• **What you need to do**
Every line must be returned precisely as it is written.

Entries taken from a collection:
--------------------

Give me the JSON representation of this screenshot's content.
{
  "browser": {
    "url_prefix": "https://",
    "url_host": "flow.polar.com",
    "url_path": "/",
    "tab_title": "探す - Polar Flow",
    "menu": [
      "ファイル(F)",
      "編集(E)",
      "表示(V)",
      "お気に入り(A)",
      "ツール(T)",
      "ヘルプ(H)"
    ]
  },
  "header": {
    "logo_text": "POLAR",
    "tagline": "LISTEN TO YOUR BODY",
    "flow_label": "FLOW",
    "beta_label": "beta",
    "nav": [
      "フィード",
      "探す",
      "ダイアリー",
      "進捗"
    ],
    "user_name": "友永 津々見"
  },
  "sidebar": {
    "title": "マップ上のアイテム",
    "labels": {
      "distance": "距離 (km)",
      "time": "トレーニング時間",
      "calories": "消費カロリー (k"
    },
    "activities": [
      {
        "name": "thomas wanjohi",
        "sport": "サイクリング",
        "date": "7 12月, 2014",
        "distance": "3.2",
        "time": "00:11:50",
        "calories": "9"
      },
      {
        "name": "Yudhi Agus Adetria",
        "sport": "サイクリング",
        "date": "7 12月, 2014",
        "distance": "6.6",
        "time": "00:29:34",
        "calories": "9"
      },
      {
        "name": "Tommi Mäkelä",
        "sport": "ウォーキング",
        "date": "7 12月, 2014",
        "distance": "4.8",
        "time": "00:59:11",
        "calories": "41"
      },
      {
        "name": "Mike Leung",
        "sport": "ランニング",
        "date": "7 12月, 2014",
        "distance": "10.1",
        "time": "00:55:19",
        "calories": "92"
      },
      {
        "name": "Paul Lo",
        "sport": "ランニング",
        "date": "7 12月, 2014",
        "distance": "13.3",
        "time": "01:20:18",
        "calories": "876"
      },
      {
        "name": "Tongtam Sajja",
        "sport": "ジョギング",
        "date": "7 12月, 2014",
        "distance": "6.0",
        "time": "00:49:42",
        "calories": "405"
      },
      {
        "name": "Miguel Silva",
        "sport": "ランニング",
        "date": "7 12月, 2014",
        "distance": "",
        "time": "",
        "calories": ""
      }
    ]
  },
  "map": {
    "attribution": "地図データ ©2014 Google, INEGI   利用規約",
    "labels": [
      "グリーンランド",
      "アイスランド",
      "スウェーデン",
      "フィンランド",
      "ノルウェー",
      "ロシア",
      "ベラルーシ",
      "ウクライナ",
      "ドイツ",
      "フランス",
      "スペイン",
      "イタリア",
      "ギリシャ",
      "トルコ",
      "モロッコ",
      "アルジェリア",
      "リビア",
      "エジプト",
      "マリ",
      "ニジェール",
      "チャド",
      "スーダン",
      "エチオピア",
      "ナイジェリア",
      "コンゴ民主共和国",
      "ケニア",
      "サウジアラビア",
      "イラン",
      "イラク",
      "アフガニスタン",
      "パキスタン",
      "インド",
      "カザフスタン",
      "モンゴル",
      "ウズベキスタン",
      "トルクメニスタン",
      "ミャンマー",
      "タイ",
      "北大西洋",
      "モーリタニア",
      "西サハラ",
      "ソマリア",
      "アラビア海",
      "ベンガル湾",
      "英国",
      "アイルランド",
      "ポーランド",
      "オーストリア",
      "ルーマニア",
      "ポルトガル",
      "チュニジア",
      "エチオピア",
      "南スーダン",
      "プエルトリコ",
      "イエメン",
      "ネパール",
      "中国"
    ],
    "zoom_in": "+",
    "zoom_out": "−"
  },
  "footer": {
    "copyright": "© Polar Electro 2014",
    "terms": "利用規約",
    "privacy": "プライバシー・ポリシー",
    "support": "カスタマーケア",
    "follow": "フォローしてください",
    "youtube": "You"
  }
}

--------------------

• **Result of the task**
Give me the JSON representation of this screenshot's content.
{
  "browser": {
    "url_prefix": "https://",
    "url_host": "flow.polar.com",
    "url_path": "/",
    "tab_title": "探す - Polar Flow",
    "menu": [
      "ファイル(F)",
      "編集(E)",
      "表示(V)",
      "お気に入り(A)",
      "ツール(T)",
      "ヘルプ(H)"
    ]
  },
  "header": {
    "logo_text": "POLAR",
    "tagline": "LISTEN TO YOUR BODY",
    "flow_label": "FLOW",
    "beta_label": "beta",
    "nav": [
      "フィード",
      "探す",
      "ダイアリー",
      "進捗"
    ],
    "user_name": "友永 津々見"
  },
  "sidebar": {
    "title": "マップ上のアイテム",
    "labels": {
      "distance": "距離 (km)",
      "time": "トレーニング時間",
      "calories": "消費カロリー (k"
    },
    "activities": [
      {
        "name": "thomas wanjohi",
        "sport": "サイクリング",
        "date": "7 12月, 2014",
        "distance": "3.2",
        "time": "00:11:50",
        "calories": "9"
      },
      {
        "name": "Yudhi Agus Adetria",
        "sport": "サイクリング",
        "date": "7 12月, 2014",
        "distance": "6.6",
        "time": "00:29:34",
        "calories": "9"
      },
      {
        "name": "Tommi Mäkelä",
        "sport": "ウォーキング",
        "date": "7 12月, 2014",
        "distance": "4.8",
        "time": "00:59:11",
        "calories": "41"
      },
      {
        "name": "Mike Leung",
        "sport": "ランニング",
        "date": "7 12月, 2014",
        "distance": "10.1",
        "time": "00:55:19",
        "calories": "92"
      },
      {
        "name": "Paul Lo",
        "sport": "ランニング",
        "date": "7 12月, 2014",
        "distance": "13.3",
        "time": "01:20:18",
        "calories": "876"
      },
      {
        "name": "Tongtam Sajja",
        "sport": "ジョギング",
        "date": "7 12月, 2014",
        "distance": "6.0",
        "time": "00:49:42",
        "calories": "405"
      },
      {
        "name": "Miguel Silva",
        "sport": "ランニング",
        "date": "7 12月, 2014",
        "distance": "",
        "time": "",
        "calories": ""
      }
    ]
  },
  "map": {
    "attribution": "地図データ ©2014 Google, INEGI   利用規約",
    "labels": [
      "グリーンランド",
      "アイスランド",
      "スウェーデン",
      "フィンランド",
      "ノルウェー",
      "ロシア",
      "ベラルーシ",
      "ウクライナ",
      "ドイツ",
      "フランス",
      "スペイン",
      "イタリア",
      "ギリシャ",
      "トルコ",
      "モロッコ",
      "アルジェリア",
      "リビア",
      "エジプト",
      "マリ",
      "ニジェール",
      "チャド",
      "スーダン",
      "エチオピア",
      "ナイジェリア",
      "コンゴ民主共和国",
      "ケニア",
      "サウジアラビア",
      "イラン",
      "イラク",
      "アフガニスタン",
      "パキスタン",
      "インド",
      "カザフスタン",
      "モンゴル",
      "ウズベキスタン",
      "トルクメニスタン",
      "ミャンマー",
      "タイ",
      "北大西洋",
      "モーリタニア",
      "西サハラ",
      "ソマリア",
      "アラビア海",
      "ベンガル湾",
      "英国",
      "アイルランド",
      "ポーランド",
      "オーストリア",
      "ルーマニア",
      "ポルトガル",
      "チュニジア",
      "エチオピア",
      "南スーダン",
      "プエルトリコ",
      "イエメン",
      "ネパール",
      "中国"
    ],
    "zoom_in": "+",
    "zoom_out": "−"
  },
  "footer": {
    "copyright": "© Polar Electro 2014",
    "terms": "利用規約",
    "privacy": "プライバシー・ポリシー",
    "support": "カスタマーケア",
    "follow": "フォローしてください",
    "youtube": "You"
  }
}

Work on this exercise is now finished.